- [What to do]:
Find each line with "内容充实" and copy it.

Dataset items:

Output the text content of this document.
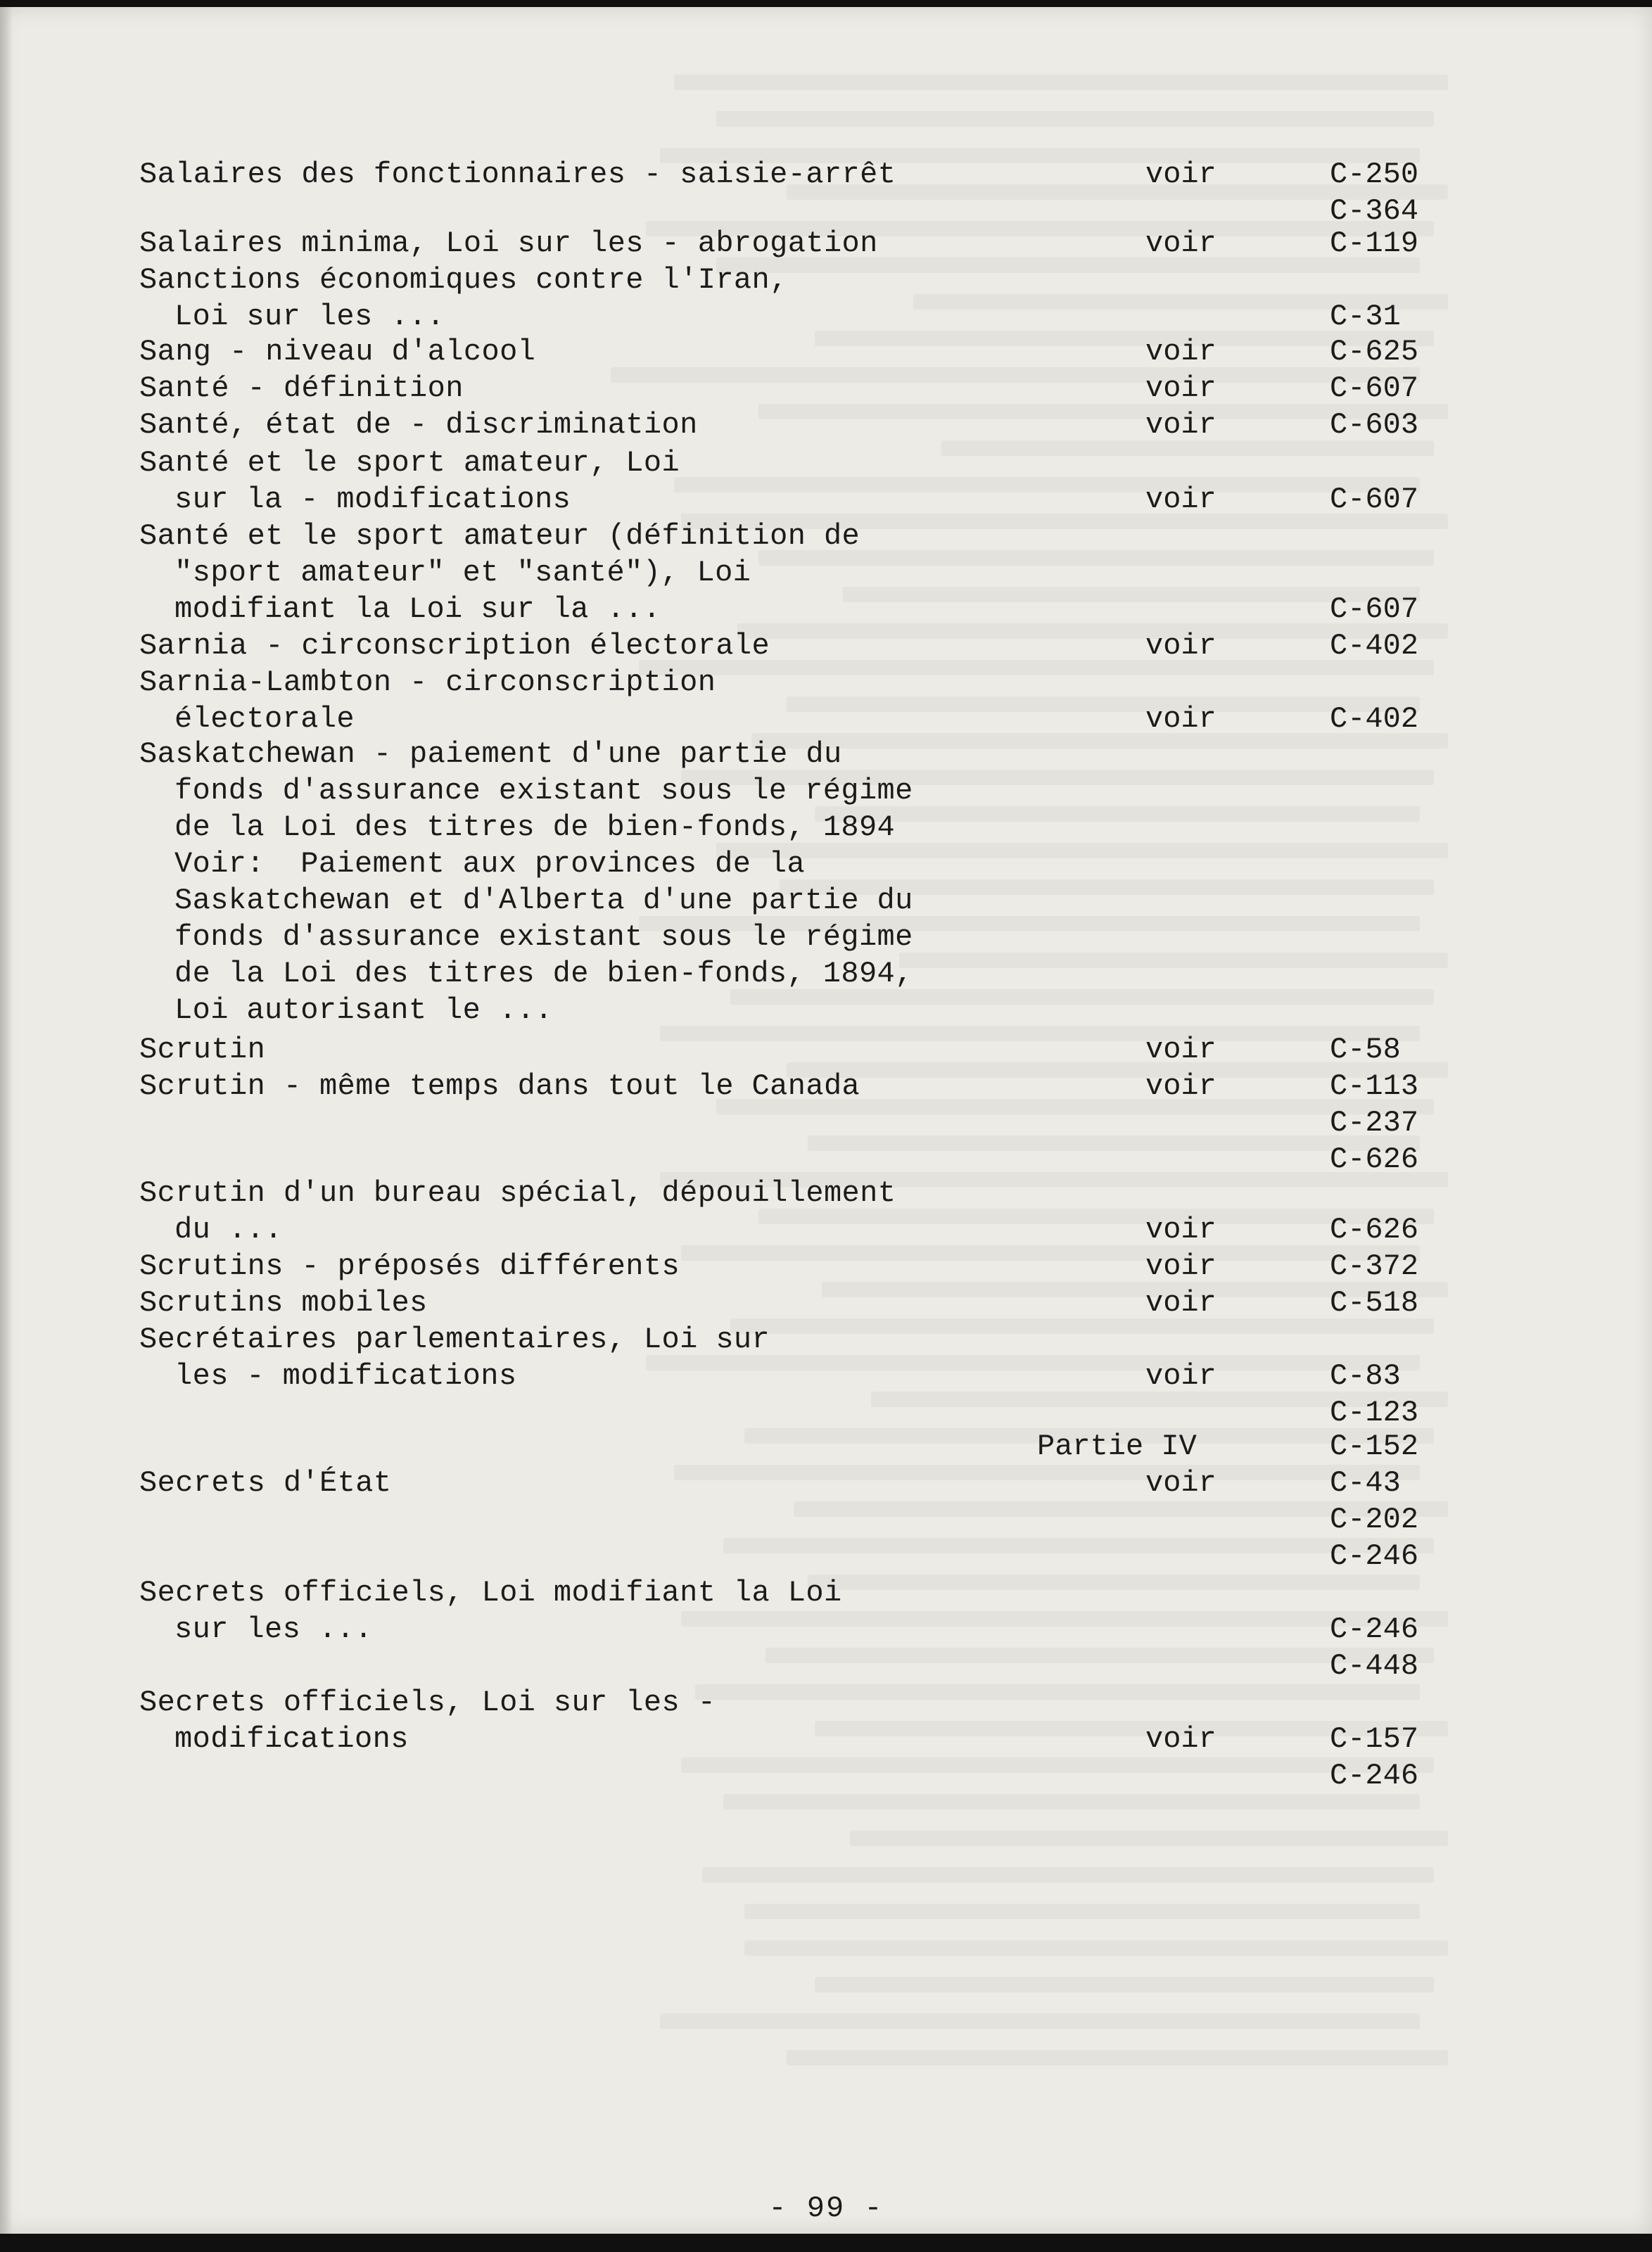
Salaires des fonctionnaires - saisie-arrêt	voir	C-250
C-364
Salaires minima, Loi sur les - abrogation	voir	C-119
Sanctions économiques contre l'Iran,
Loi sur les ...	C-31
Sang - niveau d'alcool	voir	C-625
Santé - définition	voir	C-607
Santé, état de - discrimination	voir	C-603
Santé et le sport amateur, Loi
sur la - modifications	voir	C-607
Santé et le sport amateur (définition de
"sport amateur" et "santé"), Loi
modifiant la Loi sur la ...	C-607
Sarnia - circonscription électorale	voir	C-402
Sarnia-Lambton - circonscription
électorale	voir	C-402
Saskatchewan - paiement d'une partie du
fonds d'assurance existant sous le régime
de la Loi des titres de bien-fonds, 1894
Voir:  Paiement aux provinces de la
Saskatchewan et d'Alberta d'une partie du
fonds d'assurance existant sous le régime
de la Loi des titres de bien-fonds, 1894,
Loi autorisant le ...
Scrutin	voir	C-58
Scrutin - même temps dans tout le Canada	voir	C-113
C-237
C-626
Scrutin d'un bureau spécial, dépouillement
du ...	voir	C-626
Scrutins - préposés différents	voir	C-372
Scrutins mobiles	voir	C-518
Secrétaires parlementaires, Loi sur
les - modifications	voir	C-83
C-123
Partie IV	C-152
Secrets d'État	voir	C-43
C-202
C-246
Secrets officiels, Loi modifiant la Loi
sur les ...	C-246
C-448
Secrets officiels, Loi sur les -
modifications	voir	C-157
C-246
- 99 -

---

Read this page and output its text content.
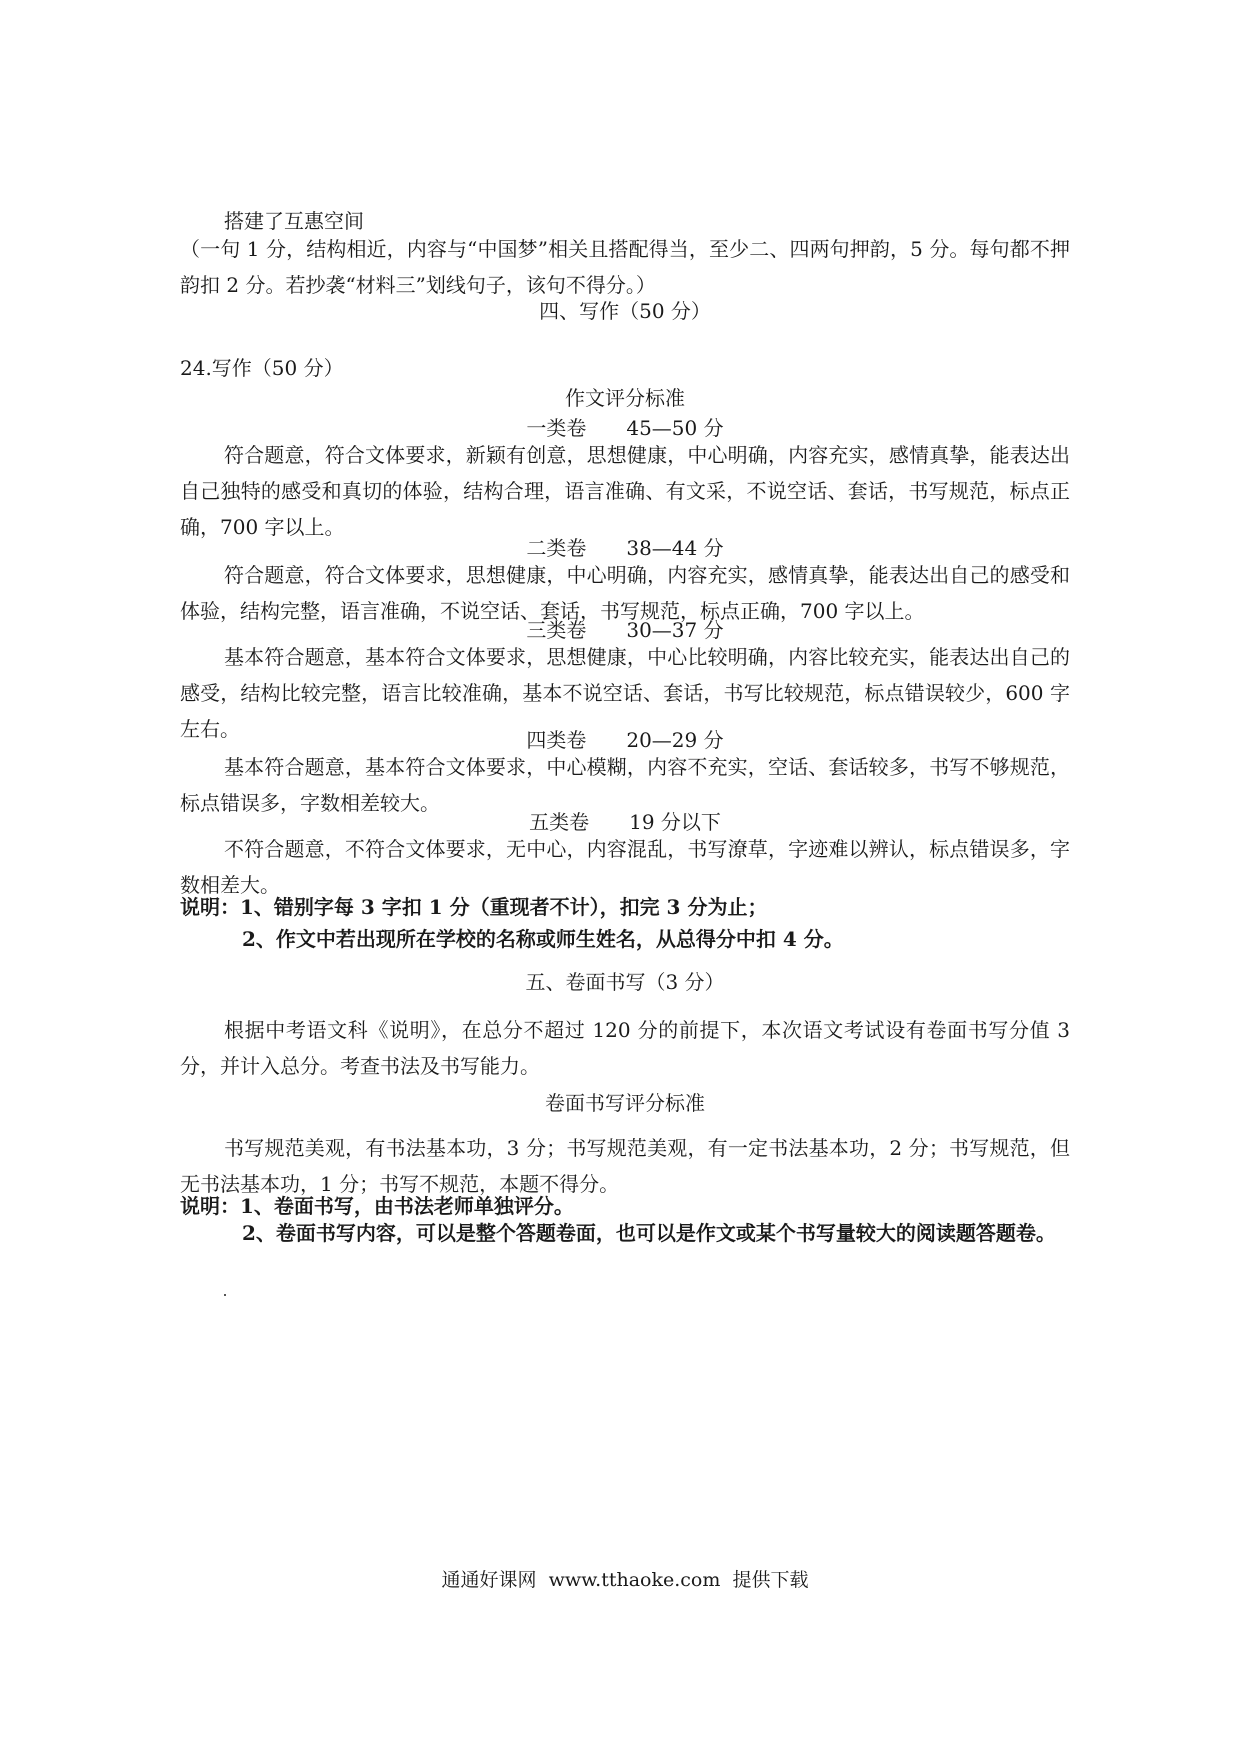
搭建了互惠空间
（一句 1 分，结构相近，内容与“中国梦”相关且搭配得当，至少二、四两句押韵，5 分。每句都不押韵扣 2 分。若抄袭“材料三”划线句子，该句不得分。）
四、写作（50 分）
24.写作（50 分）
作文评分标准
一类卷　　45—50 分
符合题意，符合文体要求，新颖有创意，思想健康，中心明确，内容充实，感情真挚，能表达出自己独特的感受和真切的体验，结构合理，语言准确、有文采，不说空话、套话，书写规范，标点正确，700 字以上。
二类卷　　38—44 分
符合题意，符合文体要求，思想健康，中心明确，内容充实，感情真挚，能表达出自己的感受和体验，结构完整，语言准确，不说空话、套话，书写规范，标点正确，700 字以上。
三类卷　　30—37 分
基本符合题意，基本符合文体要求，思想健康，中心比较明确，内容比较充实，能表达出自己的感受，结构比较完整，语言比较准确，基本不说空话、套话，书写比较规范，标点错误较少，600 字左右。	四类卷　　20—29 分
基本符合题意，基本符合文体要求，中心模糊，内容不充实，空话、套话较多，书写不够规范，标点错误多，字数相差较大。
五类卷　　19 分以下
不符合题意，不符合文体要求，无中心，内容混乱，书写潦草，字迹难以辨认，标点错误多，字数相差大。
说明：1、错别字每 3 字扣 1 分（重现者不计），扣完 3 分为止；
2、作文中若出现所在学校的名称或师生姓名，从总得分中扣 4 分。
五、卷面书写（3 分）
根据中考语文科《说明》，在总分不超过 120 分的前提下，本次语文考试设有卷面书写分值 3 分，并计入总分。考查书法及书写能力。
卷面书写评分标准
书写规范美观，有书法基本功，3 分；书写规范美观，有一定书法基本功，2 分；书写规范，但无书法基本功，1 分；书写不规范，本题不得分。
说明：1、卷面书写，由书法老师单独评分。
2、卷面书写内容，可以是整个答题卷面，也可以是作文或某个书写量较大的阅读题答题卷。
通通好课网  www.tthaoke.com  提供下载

- [Right answer]:
符合题意，符合文体要求，新颖有创意，思想健康，中心明确，内容充实，感情真挚，能表达出自己独特的感受和真切的体验，结构合理，语言准确、有文采，不说空话、套话，书写规范，标点正确，700 字以上。
符合题意，符合文体要求，思想健康，中心明确，内容充实，感情真挚，能表达出自己的感受和体验，结构完整，语言准确，不说空话、套话，书写规范，标点正确，700 字以上。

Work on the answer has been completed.